### [GOAL OF THE EXERCISE]
Copy out each line below that has the word "比喻具有相似性" in it.
— START EXTRACTED MATERIAL —
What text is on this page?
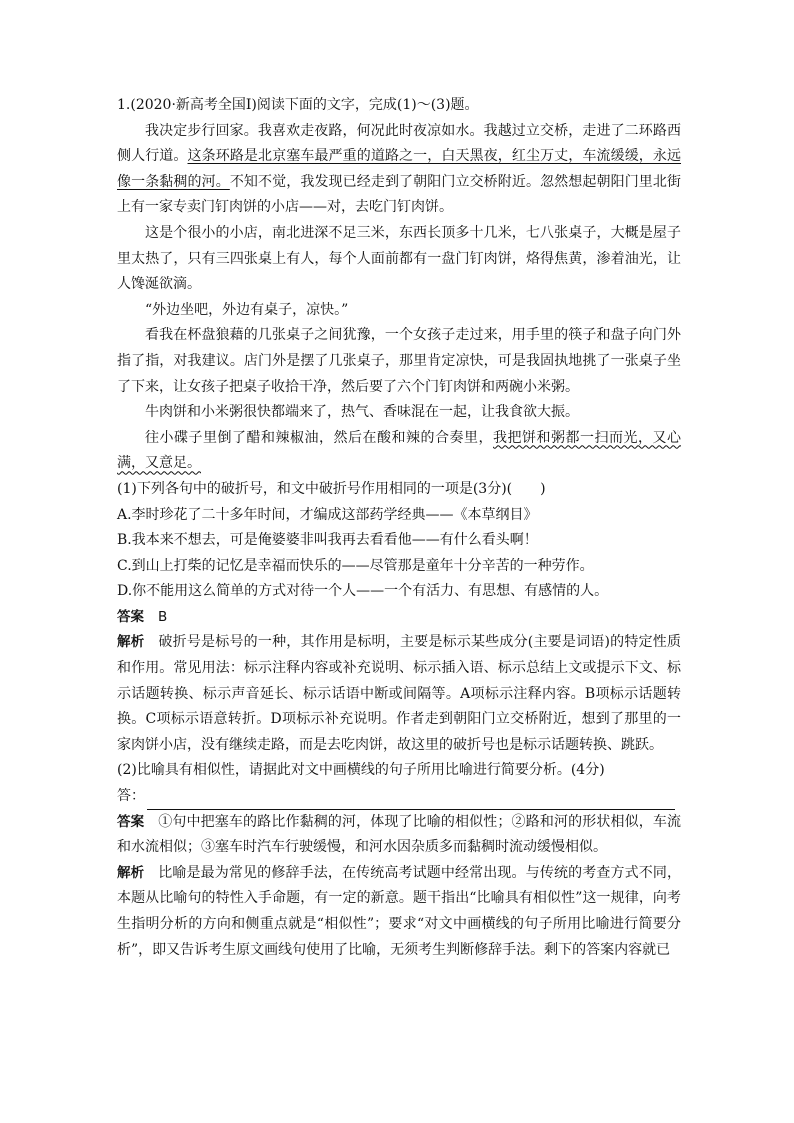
1.(2020·新高考全国Ⅰ)阅读下面的文字，完成(1)～(3)题。

我决定步行回家。我喜欢走夜路，何况此时夜凉如水。我越过立交桥，走进了二环路西侧人行道。这条环路是北京塞车最严重的道路之一，白天黑夜，红尘万丈，车流缓缓，永远像一条黏稠的河。不知不觉，我发现已经走到了朝阳门立交桥附近。忽然想起朝阳门里北街上有一家专卖门钉肉饼的小店——对，去吃门钉肉饼。

这是个很小的小店，南北进深不足三米，东西长顶多十几米，七八张桌子，大概是屋子里太热了，只有三四张桌上有人，每个人面前都有一盘门钉肉饼，烙得焦黄，渗着油光，让人馋涎欲滴。

“外边坐吧，外边有桌子，凉快。”

看我在杯盘狼藉的几张桌子之间犹豫，一个女孩子走过来，用手里的筷子和盘子向门外指了指，对我建议。店门外是摆了几张桌子，那里肯定凉快，可是我固执地挑了一张桌子坐了下来，让女孩子把桌子收拾干净，然后要了六个门钉肉饼和两碗小米粥。

牛肉饼和小米粥很快都端来了，热气、香味混在一起，让我食欲大振。

往小碟子里倒了醋和辣椒油，然后在酸和辣的合奏里，我把饼和粥都一扫而光，又心满，又意足。

(1)下列各句中的破折号，和文中破折号作用相同的一项是(3分)(　　)

A.李时珍花了二十多年时间，才编成这部药学经典——《本草纲目》

B.我本来不想去，可是俺婆婆非叫我再去看看他——有什么看头啊！

C.到山上打柴的记忆是幸福而快乐的——尽管那是童年十分辛苦的一种劳作。

D.你不能用这么简单的方式对待一个人——一个有活力、有思想、有感情的人。

答案 B

解析 破折号是标号的一种，其作用是标明，主要是标示某些成分(主要是词语)的特定性质和作用。常见用法：标示注释内容或补充说明、标示插入语、标示总结上文或提示下文、标示话题转换、标示声音延长、标示话语中断或间隔等。A项标示注释内容。B项标示话题转换。C项标示语意转折。D项标示补充说明。作者走到朝阳门立交桥附近，想到了那里的一家肉饼小店，没有继续走路，而是去吃肉饼，故这里的破折号也是标示话题转换、跳跃。

(2)比喻具有相似性，请据此对文中画横线的句子所用比喻进行简要分析。(4分)

答：

答案 ①句中把塞车的路比作黏稠的河，体现了比喻的相似性；②路和河的形状相似，车流和水流相似；③塞车时汽车行驶缓慢，和河水因杂质多而黏稠时流动缓慢相似。

解析 比喻是最为常见的修辞手法，在传统高考试题中经常出现。与传统的考查方式不同，本题从比喻句的特性入手命题，有一定的新意。题干指出“比喻具有相似性”这一规律，向考生指明分析的方向和侧重点就是“相似性”；要求“对文中画横线的句子所用比喻进行简要分析”，即又告诉考生原文画线句使用了比喻，无须考生判断修辞手法。剩下的答案内容就已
— END EXTRACTED MATERIAL —
### [THE REPLY]
(2)比喻具有相似性，请据此对文中画横线的句子所用比喻进行简要分析。(4分)
解析 比喻是最为常见的修辞手法，在传统高考试题中经常出现。与传统的考查方式不同，本题从比喻句的特性入手命题，有一定的新意。题干指出“比喻具有相似性”这一规律，向考生指明分析的方向和侧重点就是“相似性”；要求“对文中画横线的句子所用比喻进行简要分析”，即又告诉考生原文画线句使用了比喻，无须考生判断修辞手法。剩下的答案内容就已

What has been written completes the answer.